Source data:
- - -
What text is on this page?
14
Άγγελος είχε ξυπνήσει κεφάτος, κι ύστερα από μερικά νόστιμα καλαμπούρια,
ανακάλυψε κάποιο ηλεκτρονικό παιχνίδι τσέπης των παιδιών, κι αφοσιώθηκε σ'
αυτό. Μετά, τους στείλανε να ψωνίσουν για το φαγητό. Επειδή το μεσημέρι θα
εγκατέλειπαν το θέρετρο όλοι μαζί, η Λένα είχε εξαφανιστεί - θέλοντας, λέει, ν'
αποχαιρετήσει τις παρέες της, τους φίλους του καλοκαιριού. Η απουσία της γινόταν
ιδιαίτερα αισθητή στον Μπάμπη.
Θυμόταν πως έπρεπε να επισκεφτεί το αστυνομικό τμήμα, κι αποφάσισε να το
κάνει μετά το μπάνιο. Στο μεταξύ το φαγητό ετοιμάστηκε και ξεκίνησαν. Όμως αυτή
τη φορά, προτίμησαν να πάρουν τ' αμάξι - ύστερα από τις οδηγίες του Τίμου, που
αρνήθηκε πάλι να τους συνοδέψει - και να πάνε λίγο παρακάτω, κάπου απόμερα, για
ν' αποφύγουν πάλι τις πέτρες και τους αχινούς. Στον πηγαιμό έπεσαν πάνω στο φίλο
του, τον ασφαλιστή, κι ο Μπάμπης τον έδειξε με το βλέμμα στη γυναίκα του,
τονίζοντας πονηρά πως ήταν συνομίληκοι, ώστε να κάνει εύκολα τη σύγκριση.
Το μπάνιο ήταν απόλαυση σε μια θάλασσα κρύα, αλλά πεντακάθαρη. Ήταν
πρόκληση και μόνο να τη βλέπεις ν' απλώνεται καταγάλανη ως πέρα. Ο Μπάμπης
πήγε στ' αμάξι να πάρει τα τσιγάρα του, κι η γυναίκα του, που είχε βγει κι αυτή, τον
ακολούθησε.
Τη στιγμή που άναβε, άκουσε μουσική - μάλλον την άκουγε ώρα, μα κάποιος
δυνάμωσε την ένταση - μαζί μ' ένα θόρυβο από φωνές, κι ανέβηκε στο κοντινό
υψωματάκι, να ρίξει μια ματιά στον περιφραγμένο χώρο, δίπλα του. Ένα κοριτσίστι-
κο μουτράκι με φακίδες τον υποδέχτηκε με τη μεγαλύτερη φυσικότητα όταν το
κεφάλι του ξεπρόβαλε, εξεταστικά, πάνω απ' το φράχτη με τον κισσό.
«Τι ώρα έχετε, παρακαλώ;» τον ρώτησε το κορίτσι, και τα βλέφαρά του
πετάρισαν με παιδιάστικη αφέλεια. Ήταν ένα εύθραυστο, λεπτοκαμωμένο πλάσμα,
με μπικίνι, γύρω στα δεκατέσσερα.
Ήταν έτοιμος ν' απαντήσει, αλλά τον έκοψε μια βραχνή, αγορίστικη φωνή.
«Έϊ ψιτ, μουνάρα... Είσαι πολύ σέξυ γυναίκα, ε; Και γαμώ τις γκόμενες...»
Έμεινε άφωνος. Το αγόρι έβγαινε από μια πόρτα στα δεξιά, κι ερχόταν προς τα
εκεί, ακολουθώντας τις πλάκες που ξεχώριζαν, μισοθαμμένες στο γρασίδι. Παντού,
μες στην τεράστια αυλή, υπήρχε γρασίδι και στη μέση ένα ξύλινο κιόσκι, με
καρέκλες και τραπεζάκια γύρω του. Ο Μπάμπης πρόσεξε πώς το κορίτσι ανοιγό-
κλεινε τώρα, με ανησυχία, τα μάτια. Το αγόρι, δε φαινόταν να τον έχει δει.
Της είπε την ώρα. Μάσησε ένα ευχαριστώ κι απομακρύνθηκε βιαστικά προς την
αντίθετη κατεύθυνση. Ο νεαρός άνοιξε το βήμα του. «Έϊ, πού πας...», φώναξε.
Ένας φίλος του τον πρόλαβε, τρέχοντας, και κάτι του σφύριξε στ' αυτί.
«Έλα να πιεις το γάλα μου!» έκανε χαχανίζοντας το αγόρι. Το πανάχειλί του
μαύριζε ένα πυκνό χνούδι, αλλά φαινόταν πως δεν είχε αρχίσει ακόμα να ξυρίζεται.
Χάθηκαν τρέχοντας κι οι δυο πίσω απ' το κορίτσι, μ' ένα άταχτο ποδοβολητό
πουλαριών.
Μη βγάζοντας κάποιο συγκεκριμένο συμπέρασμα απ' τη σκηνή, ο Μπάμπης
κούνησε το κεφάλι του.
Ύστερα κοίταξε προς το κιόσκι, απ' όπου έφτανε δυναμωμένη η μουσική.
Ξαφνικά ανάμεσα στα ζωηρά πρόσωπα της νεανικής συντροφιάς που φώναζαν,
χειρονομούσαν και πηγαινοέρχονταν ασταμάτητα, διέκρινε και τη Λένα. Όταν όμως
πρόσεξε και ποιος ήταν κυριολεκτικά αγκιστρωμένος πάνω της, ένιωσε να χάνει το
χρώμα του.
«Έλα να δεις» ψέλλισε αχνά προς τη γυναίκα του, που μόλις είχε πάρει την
- - -
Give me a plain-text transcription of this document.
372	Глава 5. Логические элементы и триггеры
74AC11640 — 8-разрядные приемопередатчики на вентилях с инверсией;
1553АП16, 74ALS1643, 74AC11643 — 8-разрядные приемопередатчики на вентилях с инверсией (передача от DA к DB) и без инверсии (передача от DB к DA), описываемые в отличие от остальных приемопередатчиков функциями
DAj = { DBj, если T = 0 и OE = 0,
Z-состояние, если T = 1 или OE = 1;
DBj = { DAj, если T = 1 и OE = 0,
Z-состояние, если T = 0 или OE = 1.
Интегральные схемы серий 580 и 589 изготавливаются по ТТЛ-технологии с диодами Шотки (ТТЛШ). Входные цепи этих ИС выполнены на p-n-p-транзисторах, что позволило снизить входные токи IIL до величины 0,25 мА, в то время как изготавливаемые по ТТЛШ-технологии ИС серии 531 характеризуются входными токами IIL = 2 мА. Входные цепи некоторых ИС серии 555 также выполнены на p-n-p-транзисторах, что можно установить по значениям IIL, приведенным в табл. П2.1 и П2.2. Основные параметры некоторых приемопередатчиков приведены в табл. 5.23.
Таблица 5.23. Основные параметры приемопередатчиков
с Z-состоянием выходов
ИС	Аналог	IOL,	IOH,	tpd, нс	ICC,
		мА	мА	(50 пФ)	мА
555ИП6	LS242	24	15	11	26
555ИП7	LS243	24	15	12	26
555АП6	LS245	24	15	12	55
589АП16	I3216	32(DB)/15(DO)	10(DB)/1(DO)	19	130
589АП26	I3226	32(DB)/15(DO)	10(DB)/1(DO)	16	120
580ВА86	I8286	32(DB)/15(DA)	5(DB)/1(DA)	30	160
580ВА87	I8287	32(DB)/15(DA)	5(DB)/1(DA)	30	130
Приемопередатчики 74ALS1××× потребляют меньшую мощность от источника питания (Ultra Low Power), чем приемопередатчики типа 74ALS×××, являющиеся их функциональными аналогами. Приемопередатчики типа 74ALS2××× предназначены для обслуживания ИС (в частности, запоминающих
- - -
◆ **What is being asked**: Locate each line containing the string "вентилях" and show it.

◆ **Response**:
74AC11640 — 8-разрядные приемопередатчики на вентилях с инверсией;
1553АП16, 74ALS1643, 74AC11643 — 8-разрядные приемопередатчики на вентилях с инверсией (передача от DA к DB) и без инверсии (передача от DB к DA), описываемые в отличие от остальных приемопередатчиков функциями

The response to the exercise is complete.